Direction:
Put the data below into a Markdown table with the columns Row and Line, giving each line its own numbered row and skipping blank lines. Leave the pictures out.
# Start of Data for this task
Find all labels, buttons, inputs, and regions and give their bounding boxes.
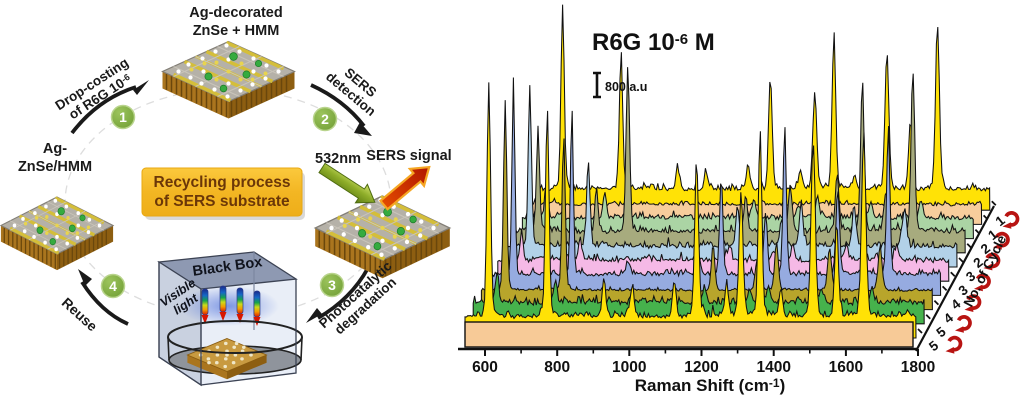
svg-text:4: 4 (109, 278, 117, 294)
svg-text:Ag-decorated: Ag-decorated (189, 5, 282, 21)
svg-text:1800: 1800 (901, 359, 935, 376)
svg-text:4: 4 (941, 310, 957, 327)
svg-text:SERS signal: SERS signal (366, 148, 451, 164)
svg-text:ZnSe + HMM: ZnSe + HMM (193, 23, 280, 39)
svg-text:of SERS substrate: of SERS substrate (154, 193, 290, 210)
svg-text:2: 2 (321, 111, 329, 127)
svg-text:Raman Shift (cm-1): Raman Shift (cm-1) (635, 376, 785, 395)
svg-text:1000: 1000 (612, 359, 646, 376)
svg-text:5: 5 (926, 338, 942, 355)
svg-text:600: 600 (472, 359, 498, 376)
svg-text:3: 3 (328, 277, 336, 293)
svg-text:ZnSe/HMM: ZnSe/HMM (18, 159, 92, 175)
svg-text:1400: 1400 (756, 359, 790, 376)
svg-text:800 a.u: 800 a.u (605, 80, 647, 94)
svg-text:1: 1 (119, 109, 127, 125)
svg-text:R6G 10-6 M: R6G 10-6 M (592, 29, 715, 56)
svg-text:Ag-: Ag- (43, 141, 67, 157)
svg-text:5: 5 (933, 324, 949, 341)
svg-text:4: 4 (948, 296, 964, 313)
svg-text:532nm: 532nm (315, 151, 361, 167)
svg-text:800: 800 (544, 359, 570, 376)
svg-text:Recycling process: Recycling process (154, 174, 291, 191)
svg-text:1600: 1600 (829, 359, 863, 376)
svg-text:1200: 1200 (684, 359, 718, 376)
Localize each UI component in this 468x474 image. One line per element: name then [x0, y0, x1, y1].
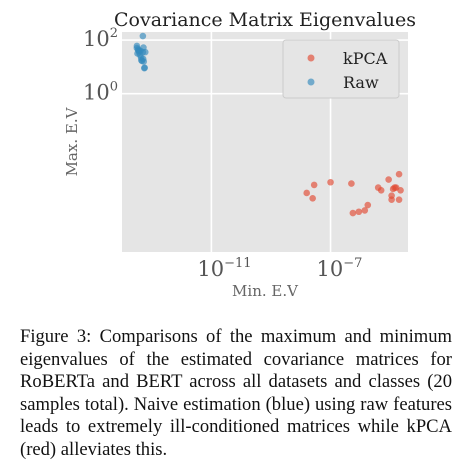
point-kpca — [303, 189, 311, 197]
point-kpca — [388, 192, 395, 199]
chart-title: Covariance Matrix Eigenvalues — [114, 9, 416, 31]
legend: kPCA Raw — [282, 39, 400, 99]
figure-caption: Figure 3: Comparisons of the maximum and… — [20, 326, 452, 460]
x-tick-label: 10−7 — [317, 256, 363, 281]
point-raw — [139, 32, 147, 40]
point-kpca — [309, 195, 316, 202]
point-kpca — [364, 201, 372, 209]
legend-marker-raw — [307, 78, 315, 86]
point-kpca — [397, 186, 404, 194]
legend-marker-kpca — [307, 54, 315, 62]
point-raw — [139, 55, 147, 63]
point-kpca — [391, 184, 398, 191]
point-kpca — [374, 184, 382, 191]
y-tick-label: 100 — [83, 80, 118, 105]
legend-label-raw: Raw — [343, 73, 379, 92]
point-kpca — [310, 181, 318, 189]
point-kpca — [395, 196, 403, 203]
point-kpca — [327, 178, 334, 186]
x-axis-label: Min. E.V — [232, 282, 299, 300]
axis-ticks: 10−11 10−7 102 100 — [83, 26, 362, 281]
legend-label-kpca: kPCA — [343, 49, 388, 68]
point-kpca — [361, 207, 369, 214]
point-raw — [141, 64, 148, 71]
point-kpca — [349, 209, 357, 217]
data-points — [133, 32, 404, 217]
y-axis-label: Max. E.V — [63, 106, 81, 176]
point-raw — [134, 46, 142, 53]
point-kpca — [355, 208, 363, 216]
x-tick-label: 10−11 — [197, 256, 251, 281]
y-tick-label: 102 — [83, 26, 118, 51]
eigenvalue-scatter-chart: Covariance Matrix Eigenvalues 10−11 10−71… — [63, 9, 416, 300]
point-kpca — [385, 176, 392, 183]
point-kpca — [395, 170, 403, 178]
point-kpca — [348, 180, 355, 187]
# End of Data for this task
Exercise output:
| Row | Line |
|---|---|
| 1 | Find all labels, buttons, inputs, and regions and give their bounding boxes. |
| 2 | svg-text:4: 4 (109, 278, 117, 294) |
| 3 | svg-text:Ag-decorated: Ag-decorated (189, 5, 282, 21) |
| 4 | svg-text:1800: 1800 (901, 359, 935, 376) |
| 5 | svg-text:4: 4 (941, 310, 957, 327) |
| 6 | svg-text:SERS signal: SERS signal (366, 148, 451, 164) |
| 7 | svg-text:ZnSe + HMM: ZnSe + HMM (193, 23, 280, 39) |
| 8 | svg-text:of SERS substrate: of SERS substrate (154, 193, 290, 210) |
| 9 | svg-text:2: 2 (321, 111, 329, 127) |
| 10 | svg-text:Raman Shift (cm-1): Raman Shift (cm-1) (635, 376, 785, 395) |
| 11 | svg-text:1000: 1000 (612, 359, 646, 376) |
| 12 | svg-text:5: 5 (926, 338, 942, 355) |
| 13 | svg-text:600: 600 (472, 359, 498, 376) |
| 14 | svg-text:3: 3 (328, 277, 336, 293) |
| 15 | svg-text:ZnSe/HMM: ZnSe/HMM (18, 159, 92, 175) |
| 16 | svg-text:1400: 1400 (756, 359, 790, 376) |
| 17 | svg-text:800 a.u: 800 a.u (605, 80, 647, 94) |
| 18 | svg-text:1: 1 (119, 109, 127, 125) |
| 19 | svg-text:R6G 10-6 M: R6G 10-6 M (592, 29, 715, 56) |
| 20 | svg-text:Ag-: Ag- (43, 141, 67, 157) |
| 21 | svg-text:5: 5 (933, 324, 949, 341) |
| 22 | svg-text:4: 4 (948, 296, 964, 313) |
| 23 | svg-text:532nm: 532nm (315, 151, 361, 167) |
| 24 | svg-text:800: 800 (544, 359, 570, 376) |
| 25 | svg-text:Recycling process: Recycling process (154, 174, 291, 191) |
| 26 | svg-text:1600: 1600 (829, 359, 863, 376) |
| 27 | svg-text:1200: 1200 (684, 359, 718, 376) |
| 28 | Localize each UI component in this 468x474 image. One line per element: name then [x0, y0, x1, y1]. |
| 29 | point-kpca — [303, 189, 311, 197] |
| 30 | point-kpca — [388, 192, 395, 199] |
| 31 | chart-title: Covariance Matrix Eigenvalues — [114, 9, 416, 31] |
| 32 | legend: kPCA Raw — [282, 39, 400, 99] |
| 33 | figure-caption: Figure 3: Comparisons of the maximum and… — [20, 326, 452, 460] |
| 34 | x-tick-label: 10−7 — [317, 256, 363, 281] |
| 35 | point-raw — [139, 32, 147, 40] |
| 36 | point-kpca — [309, 195, 316, 202] |
| 37 | point-kpca — [364, 201, 372, 209] |
| 38 | legend-marker-raw — [307, 78, 315, 86] |
| 39 | point-kpca — [397, 186, 404, 194] |
| 40 | legend-marker-kpca — [307, 54, 315, 62] |
| 41 | point-raw — [139, 55, 147, 63] |
| 42 | point-kpca — [391, 184, 398, 191] |
| 43 | point-kpca — [374, 184, 382, 191] |
| 44 | y-tick-label: 100 — [83, 80, 118, 105] |
| 45 | legend-label-raw: Raw — [343, 73, 379, 92] |
| 46 | point-kpca — [310, 181, 318, 189] |
| 47 | point-kpca — [395, 196, 403, 203] |
| 48 | point-kpca — [327, 178, 334, 186] |
| 49 | x-axis-label: Min. E.V — [232, 282, 299, 300] |
| 50 | axis-ticks: 10−11 10−7 102 100 — [83, 26, 362, 281] |
| 51 | legend-label-kpca: kPCA — [343, 49, 388, 68] |
| 52 | point-kpca — [361, 207, 369, 214] |
| 53 | point-raw — [141, 64, 148, 71] |
| 54 | point-kpca — [349, 209, 357, 217] |
| 55 | data-points — [133, 32, 404, 217] |
| 56 | y-axis-label: Max. E.V — [63, 106, 81, 176] |
| 57 | point-raw — [134, 46, 142, 53] |
| 58 | point-kpca — [355, 208, 363, 216] |
| 59 | x-tick-label: 10−11 — [197, 256, 251, 281] |
| 60 | y-tick-label: 102 — [83, 26, 118, 51] |
| 61 | eigenvalue-scatter-chart: Covariance Matrix Eigenvalues 10−11 10−71… — [63, 9, 416, 300] |
| 62 | point-kpca — [385, 176, 392, 183] |
| 63 | point-kpca — [395, 170, 403, 178] |
| 64 | point-kpca — [348, 180, 355, 187] |